* _Exercise_: Every line of the material that follows must be printed again exactly.

--- start of Supplied entries ---

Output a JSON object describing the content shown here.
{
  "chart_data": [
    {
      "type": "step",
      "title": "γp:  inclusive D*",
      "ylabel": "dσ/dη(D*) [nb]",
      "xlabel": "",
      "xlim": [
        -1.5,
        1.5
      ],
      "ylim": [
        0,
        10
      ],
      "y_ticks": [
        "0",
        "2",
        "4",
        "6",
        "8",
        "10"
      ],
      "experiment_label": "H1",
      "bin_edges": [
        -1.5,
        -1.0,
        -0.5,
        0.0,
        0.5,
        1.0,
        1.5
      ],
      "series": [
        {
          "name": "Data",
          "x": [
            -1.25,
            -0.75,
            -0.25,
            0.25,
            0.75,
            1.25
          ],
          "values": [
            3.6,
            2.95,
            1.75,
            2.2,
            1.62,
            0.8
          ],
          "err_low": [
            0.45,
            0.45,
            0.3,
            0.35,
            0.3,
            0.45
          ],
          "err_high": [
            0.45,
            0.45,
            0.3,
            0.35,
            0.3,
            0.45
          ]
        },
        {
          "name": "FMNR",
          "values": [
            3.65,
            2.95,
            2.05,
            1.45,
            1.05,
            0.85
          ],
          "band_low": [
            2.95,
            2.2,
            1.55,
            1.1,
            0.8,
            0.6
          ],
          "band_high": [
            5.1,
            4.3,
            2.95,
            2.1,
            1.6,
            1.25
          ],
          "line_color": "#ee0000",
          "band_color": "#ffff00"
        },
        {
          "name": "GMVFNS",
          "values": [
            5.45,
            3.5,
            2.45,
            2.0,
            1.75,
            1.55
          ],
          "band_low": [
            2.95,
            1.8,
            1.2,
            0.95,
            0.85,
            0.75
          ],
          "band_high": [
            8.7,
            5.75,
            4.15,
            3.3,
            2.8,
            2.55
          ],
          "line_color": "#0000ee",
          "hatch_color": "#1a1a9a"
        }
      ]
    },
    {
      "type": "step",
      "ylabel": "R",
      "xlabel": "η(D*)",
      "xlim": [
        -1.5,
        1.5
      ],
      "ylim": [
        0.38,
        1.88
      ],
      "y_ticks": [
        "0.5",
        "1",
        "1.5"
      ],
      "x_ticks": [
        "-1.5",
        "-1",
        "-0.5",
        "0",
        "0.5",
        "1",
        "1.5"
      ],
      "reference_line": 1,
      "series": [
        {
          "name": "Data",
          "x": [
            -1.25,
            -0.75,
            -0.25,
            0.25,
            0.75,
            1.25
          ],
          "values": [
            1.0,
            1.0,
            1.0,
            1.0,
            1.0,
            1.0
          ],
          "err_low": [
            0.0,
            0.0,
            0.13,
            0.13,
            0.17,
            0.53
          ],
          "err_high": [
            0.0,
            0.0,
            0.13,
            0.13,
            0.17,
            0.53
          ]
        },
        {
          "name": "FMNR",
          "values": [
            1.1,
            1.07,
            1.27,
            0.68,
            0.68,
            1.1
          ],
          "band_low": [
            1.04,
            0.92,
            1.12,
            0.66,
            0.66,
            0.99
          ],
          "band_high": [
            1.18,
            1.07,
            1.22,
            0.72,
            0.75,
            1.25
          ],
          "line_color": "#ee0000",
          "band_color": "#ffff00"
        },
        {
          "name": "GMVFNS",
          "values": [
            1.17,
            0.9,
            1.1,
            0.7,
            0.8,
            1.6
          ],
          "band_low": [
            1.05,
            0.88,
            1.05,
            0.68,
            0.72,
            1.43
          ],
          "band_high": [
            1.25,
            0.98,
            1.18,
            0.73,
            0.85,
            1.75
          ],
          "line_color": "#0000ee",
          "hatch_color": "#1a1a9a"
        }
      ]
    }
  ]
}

--- end of Supplied entries ---

* _Solution_:
Output a JSON object describing the content shown here.
{
  "chart_data": [
    {
      "type": "step",
      "title": "γp:  inclusive D*",
      "ylabel": "dσ/dη(D*) [nb]",
      "xlabel": "",
      "xlim": [
        -1.5,
        1.5
      ],
      "ylim": [
        0,
        10
      ],
      "y_ticks": [
        "0",
        "2",
        "4",
        "6",
        "8",
        "10"
      ],
      "experiment_label": "H1",
      "bin_edges": [
        -1.5,
        -1.0,
        -0.5,
        0.0,
        0.5,
        1.0,
        1.5
      ],
      "series": [
        {
          "name": "Data",
          "x": [
            -1.25,
            -0.75,
            -0.25,
            0.25,
            0.75,
            1.25
          ],
          "values": [
            3.6,
            2.95,
            1.75,
            2.2,
            1.62,
            0.8
          ],
          "err_low": [
            0.45,
            0.45,
            0.3,
            0.35,
            0.3,
            0.45
          ],
          "err_high": [
            0.45,
            0.45,
            0.3,
            0.35,
            0.3,
            0.45
          ]
        },
        {
          "name": "FMNR",
          "values": [
            3.65,
            2.95,
            2.05,
            1.45,
            1.05,
            0.85
          ],
          "band_low": [
            2.95,
            2.2,
            1.55,
            1.1,
            0.8,
            0.6
          ],
          "band_high": [
            5.1,
            4.3,
            2.95,
            2.1,
            1.6,
            1.25
          ],
          "line_color": "#ee0000",
          "band_color": "#ffff00"
        },
        {
          "name": "GMVFNS",
          "values": [
            5.45,
            3.5,
            2.45,
            2.0,
            1.75,
            1.55
          ],
          "band_low": [
            2.95,
            1.8,
            1.2,
            0.95,
            0.85,
            0.75
          ],
          "band_high": [
            8.7,
            5.75,
            4.15,
            3.3,
            2.8,
            2.55
          ],
          "line_color": "#0000ee",
          "hatch_color": "#1a1a9a"
        }
      ]
    },
    {
      "type": "step",
      "ylabel": "R",
      "xlabel": "η(D*)",
      "xlim": [
        -1.5,
        1.5
      ],
      "ylim": [
        0.38,
        1.88
      ],
      "y_ticks": [
        "0.5",
        "1",
        "1.5"
      ],
      "x_ticks": [
        "-1.5",
        "-1",
        "-0.5",
        "0",
        "0.5",
        "1",
        "1.5"
      ],
      "reference_line": 1,
      "series": [
        {
          "name": "Data",
          "x": [
            -1.25,
            -0.75,
            -0.25,
            0.25,
            0.75,
            1.25
          ],
          "values": [
            1.0,
            1.0,
            1.0,
            1.0,
            1.0,
            1.0
          ],
          "err_low": [
            0.0,
            0.0,
            0.13,
            0.13,
            0.17,
            0.53
          ],
          "err_high": [
            0.0,
            0.0,
            0.13,
            0.13,
            0.17,
            0.53
          ]
        },
        {
          "name": "FMNR",
          "values": [
            1.1,
            1.07,
            1.27,
            0.68,
            0.68,
            1.1
          ],
          "band_low": [
            1.04,
            0.92,
            1.12,
            0.66,
            0.66,
            0.99
          ],
          "band_high": [
            1.18,
            1.07,
            1.22,
            0.72,
            0.75,
            1.25
          ],
          "line_color": "#ee0000",
          "band_color": "#ffff00"
        },
        {
          "name": "GMVFNS",
          "values": [
            1.17,
            0.9,
            1.1,
            0.7,
            0.8,
            1.6
          ],
          "band_low": [
            1.05,
            0.88,
            1.05,
            0.68,
            0.72,
            1.43
          ],
          "band_high": [
            1.25,
            0.98,
            1.18,
            0.73,
            0.85,
            1.75
          ],
          "line_color": "#0000ee",
          "hatch_color": "#1a1a9a"
        }
      ]
    }
  ]
}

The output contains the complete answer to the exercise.